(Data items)
********
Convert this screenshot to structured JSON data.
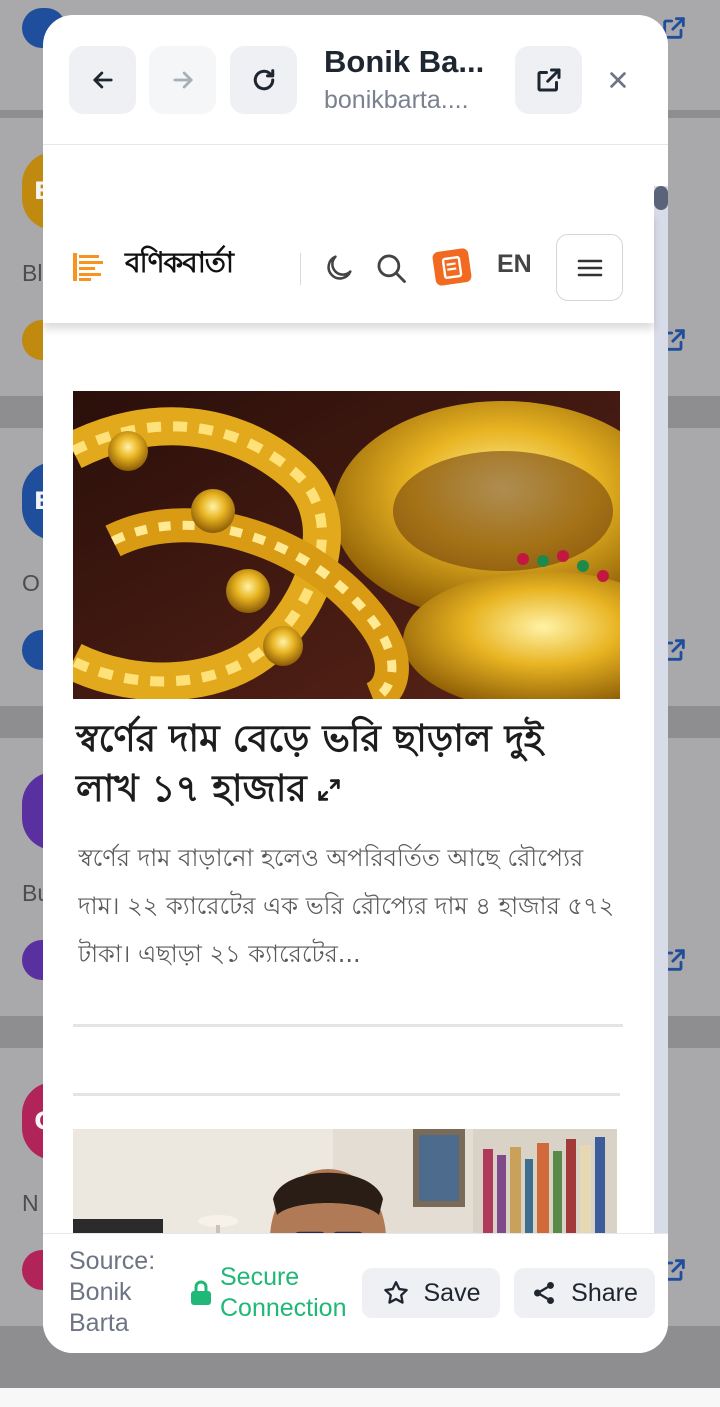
{
  "modal": {
    "title": "Bonik Ba...",
    "url": "bonikbarta....",
    "back_label": "Back",
    "forward_label": "Forward",
    "reload_label": "Reload",
    "open_external_label": "Open in browser",
    "close_label": "Close"
  },
  "site": {
    "logo_text": "বণিকবার্তা",
    "language_toggle": "EN"
  },
  "article": {
    "headline": "স্বর্ণের দাম বেড়ে ভরি ছাড়াল দুই লাখ ১৭ হাজার",
    "summary": "স্বর্ণের দাম বাড়ানো হলেও অপরিবর্তিত আছে রৌপ্যের দাম। ২২ ক্যারেটের এক ভরি রৌপ্যের দাম ৪ হাজার ৫৭২ টাকা। এছাড়া ২১ ক্যারেটের..."
  },
  "footer": {
    "source": "Source: Bonik Barta",
    "secure": "Secure Connection",
    "save_label": "Save",
    "share_label": "Share"
  },
  "background": {
    "avatars": [
      "B",
      "B",
      "C"
    ],
    "snippets": [
      "Bl",
      "O",
      "Bu",
      "N"
    ]
  },
  "colors": {
    "secure_green": "#1fb877",
    "epaper_orange": "#f26a21",
    "logo_orange": "#f7931e"
  }
}
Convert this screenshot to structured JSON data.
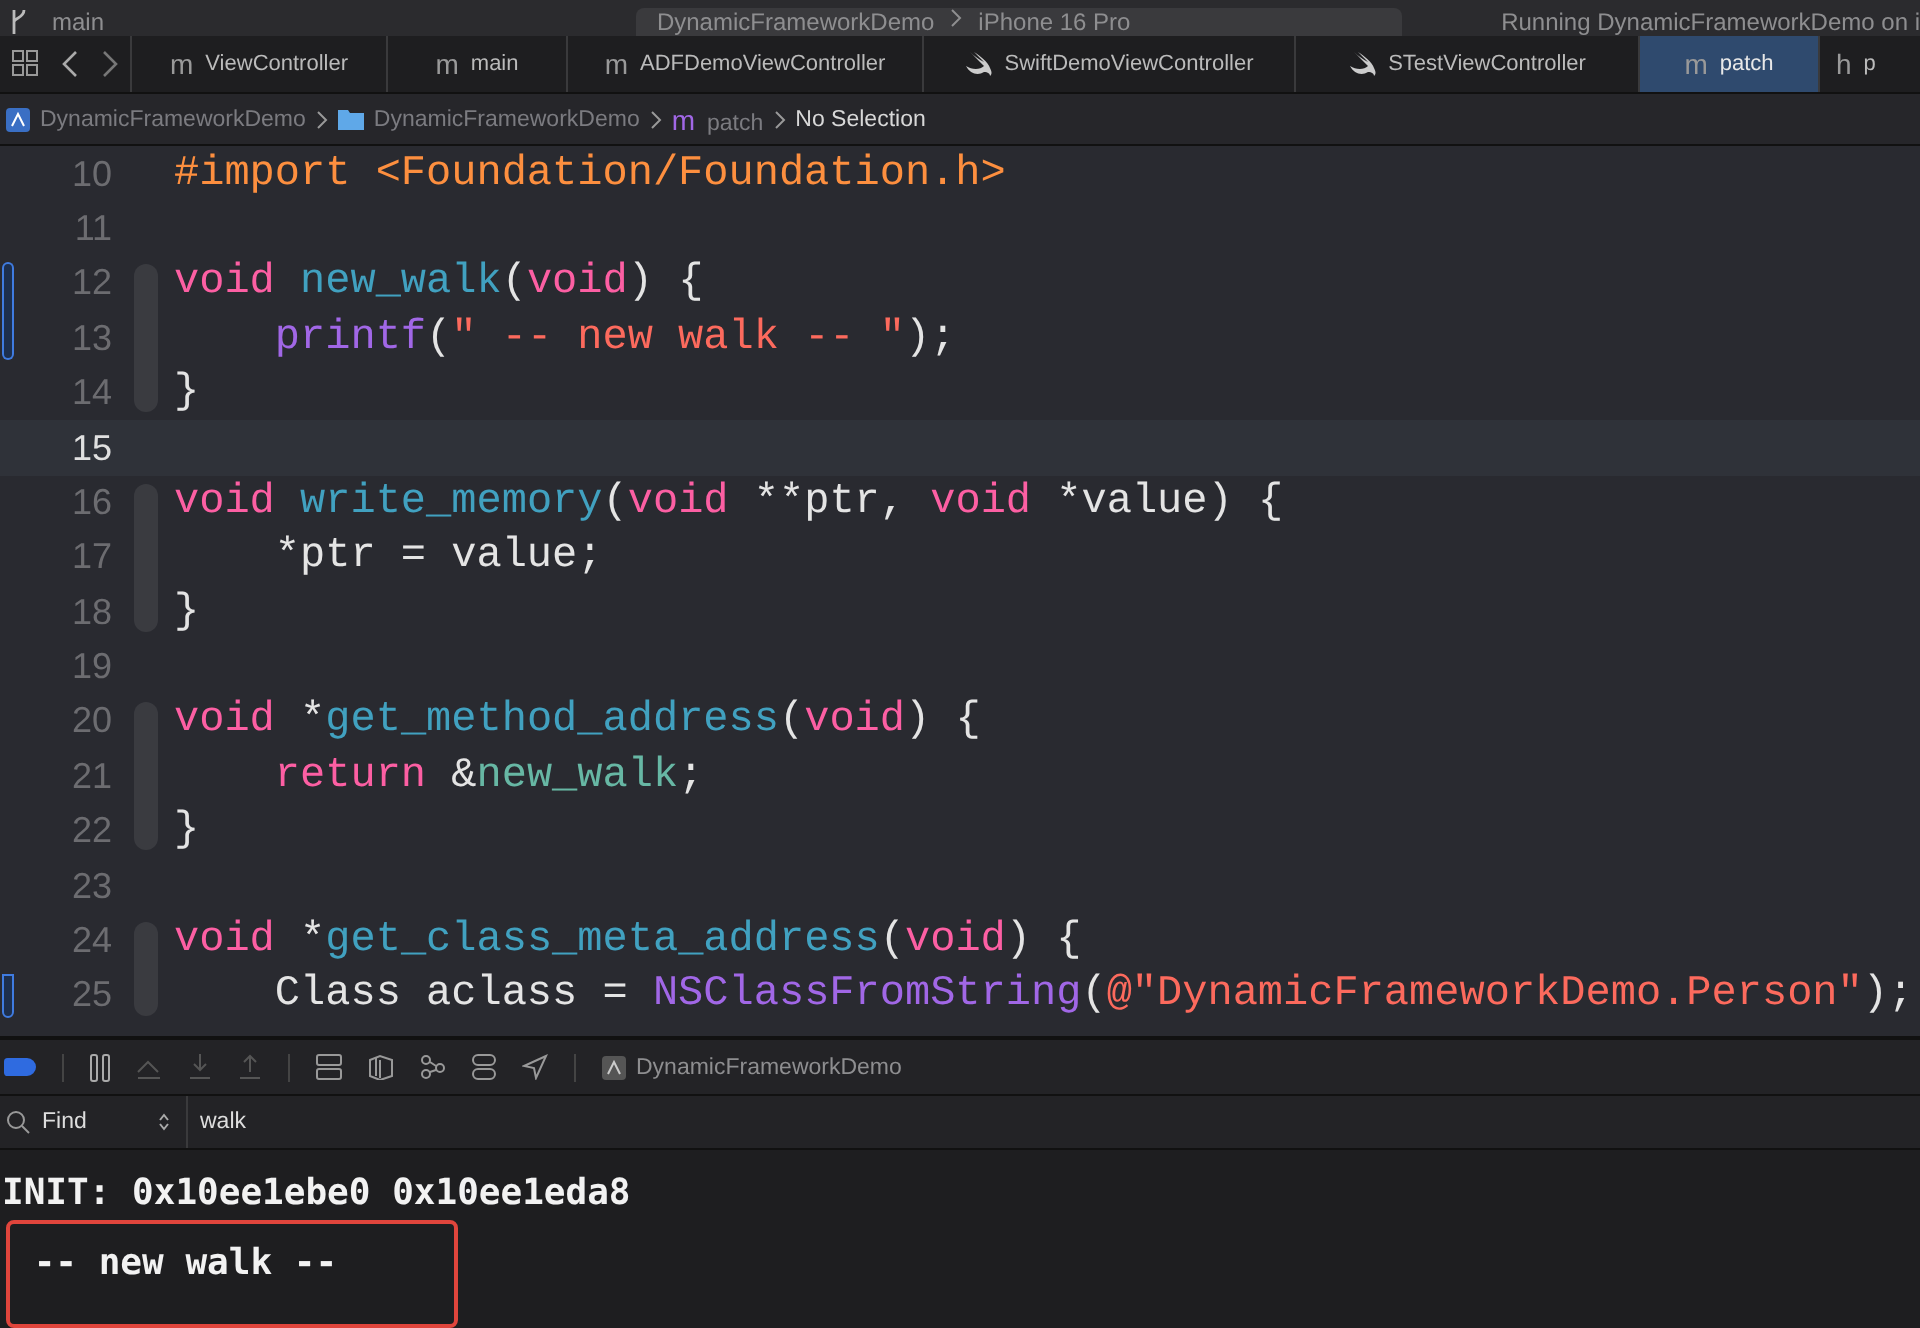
********
__Your task__: Reproduce every line precisely as given, omitting all pictures.

__The answer__:
Convert this screenshot to structured JSON data.
{
  "modal": {
    "title": "Bonik Ba...",
    "url": "bonikbarta....",
    "back_label": "Back",
    "forward_label": "Forward",
    "reload_label": "Reload",
    "open_external_label": "Open in browser",
    "close_label": "Close"
  },
  "site": {
    "logo_text": "বণিকবার্তা",
    "language_toggle": "EN"
  },
  "article": {
    "headline": "স্বর্ণের দাম বেড়ে ভরি ছাড়াল দুই লাখ ১৭ হাজার",
    "summary": "স্বর্ণের দাম বাড়ানো হলেও অপরিবর্তিত আছে রৌপ্যের দাম। ২২ ক্যারেটের এক ভরি রৌপ্যের দাম ৪ হাজার ৫৭২ টাকা। এছাড়া ২১ ক্যারেটের..."
  },
  "footer": {
    "source": "Source: Bonik Barta",
    "secure": "Secure Connection",
    "save_label": "Save",
    "share_label": "Share"
  },
  "background": {
    "avatars": [
      "B",
      "B",
      "C"
    ],
    "snippets": [
      "Bl",
      "O",
      "Bu",
      "N"
    ]
  },
  "colors": {
    "secure_green": "#1fb877",
    "epaper_orange": "#f26a21",
    "logo_orange": "#f7931e"
  }
}
Convert this screenshot to structured JSON data.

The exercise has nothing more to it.